** START **
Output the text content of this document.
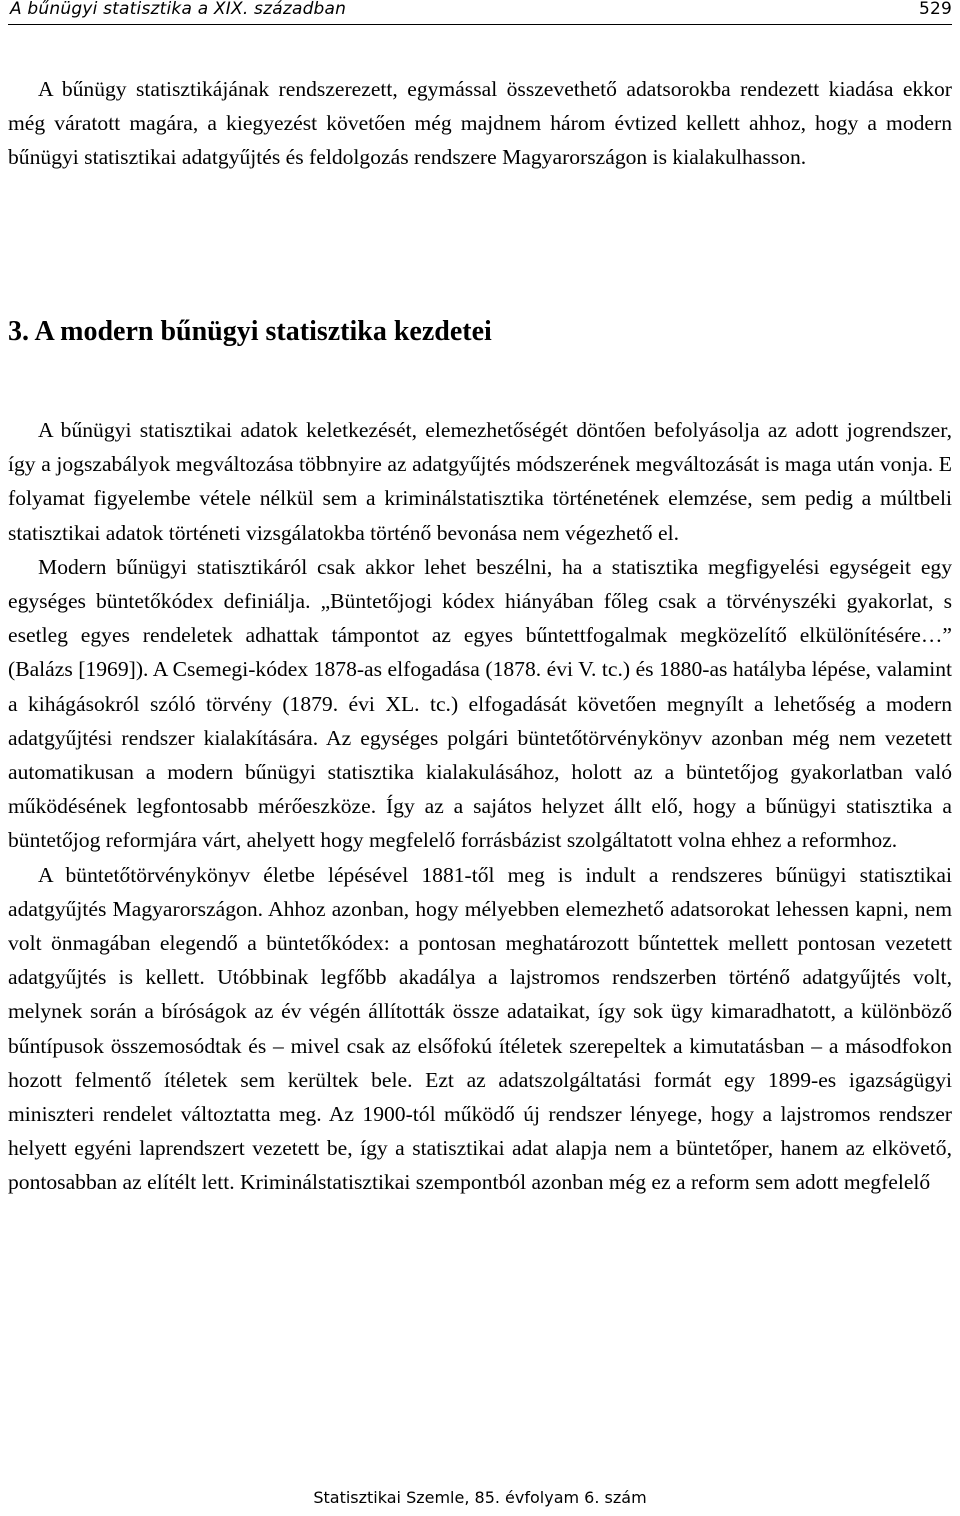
A bűnügyi statisztika a XIX. században	529

A bűnügy statisztikájának rendszerezett, egymással összevethető adatsorokba rendezett kiadása ekkor még váratott magára, a kiegyezést követően még majdnem három évtized kellett ahhoz, hogy a modern bűnügyi statisztikai adatgyűjtés és feldolgozás rendszere Magyarországon is kialakulhasson.

3. A modern bűnügyi statisztika kezdetei

A bűnügyi statisztikai adatok keletkezését, elemezhetőségét döntően befolyásolja az adott jogrendszer, így a jogszabályok megváltozása többnyire az adatgyűjtés módszerének megváltozását is maga után vonja. E folyamat figyelembe vétele nélkül sem a kriminálstatisztika történetének elemzése, sem pedig a múltbeli statisztikai adatok történeti vizsgálatokba történő bevonása nem végezhető el.

Modern bűnügyi statisztikáról csak akkor lehet beszélni, ha a statisztika megfigyelési egységeit egy egységes büntetőkódex definiálja. „Büntetőjogi kódex hiányában főleg csak a törvényszéki gyakorlat, s esetleg egyes rendeletek adhattak támpontot az egyes bűntettfogalmak megközelítő elkülönítésére…” (Balázs [1969]). A Csemegi-kódex 1878-as elfogadása (1878. évi V. tc.) és 1880-as hatályba lépése, valamint a kihágásokról szóló törvény (1879. évi XL. tc.) elfogadását követően megnyílt a lehetőség a modern adatgyűjtési rendszer kialakítására. Az egységes polgári büntetőtörvénykönyv azonban még nem vezetett automatikusan a modern bűnügyi statisztika kialakulásához, holott az a büntetőjog gyakorlatban való működésének legfontosabb mérőeszköze. Így az a sajátos helyzet állt elő, hogy a bűnügyi statisztika a büntetőjog reformjára várt, ahelyett hogy megfelelő forrásbázist szolgáltatott volna ehhez a reformhoz.

A büntetőtörvénykönyv életbe lépésével 1881-től meg is indult a rendszeres bűnügyi statisztikai adatgyűjtés Magyarországon. Ahhoz azonban, hogy mélyebben elemezhető adatsorokat lehessen kapni, nem volt önmagában elegendő a büntetőkódex: a pontosan meghatározott bűntettek mellett pontosan vezetett adatgyűjtés is kellett. Utóbbinak legfőbb akadálya a lajstromos rendszerben történő adatgyűjtés volt, melynek során a bíróságok az év végén állították össze adataikat, így sok ügy kimaradhatott, a különböző bűntípusok összemosódtak és – mivel csak az elsőfokú ítéletek szerepeltek a kimutatásban – a másodfokon hozott felmentő ítéletek sem kerültek bele. Ezt az adatszolgáltatási formát egy 1899-es igazságügyi miniszteri rendelet változtatta meg. Az 1900-tól működő új rendszer lényege, hogy a lajstromos rendszer helyett egyéni laprendszert vezetett be, így a statisztikai adat alapja nem a büntetőper, hanem az elkövető, pontosabban az elítélt lett. Kriminálstatisztikai szempontból azonban még ez a reform sem adott megfelelő

Statisztikai Szemle, 85. évfolyam 6. szám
** END **
> WHAT THE TASK ASKS: Scan the data above and copy every line with "kellett" in it.

> WRITTEN ANSWER:
A bűnügy statisztikájának rendszerezett, egymással összevethető adatsorokba rendezett kiadása ekkor még váratott magára, a kiegyezést követően még majdnem három évtized kellett ahhoz, hogy a modern bűnügyi statisztikai adatgyűjtés és feldolgozás rendszere Magyarországon is kialakulhasson.
A büntetőtörvénykönyv életbe lépésével 1881-től meg is indult a rendszeres bűnügyi statisztikai adatgyűjtés Magyarországon. Ahhoz azonban, hogy mélyebben elemezhető adatsorokat lehessen kapni, nem volt önmagában elegendő a büntetőkódex: a pontosan meghatározott bűntettek mellett pontosan vezetett adatgyűjtés is kellett. Utóbbinak legfőbb akadálya a lajstromos rendszerben történő adatgyűjtés volt, melynek során a bíróságok az év végén állították össze adataikat, így sok ügy kimaradhatott, a különböző bűntípusok összemosódtak és – mivel csak az elsőfokú ítéletek szerepeltek a kimutatásban – a másodfokon hozott felmentő ítéletek sem kerültek bele. Ezt az adatszolgáltatási formát egy 1899-es igazságügyi miniszteri rendelet változtatta meg. Az 1900-tól működő új rendszer lényege, hogy a lajstromos rendszer helyett egyéni laprendszert vezetett be, így a statisztikai adat alapja nem a büntetőper, hanem az elkövető, pontosabban az elítélt lett. Kriminálstatisztikai szempontból azonban még ez a reform sem adott megfelelő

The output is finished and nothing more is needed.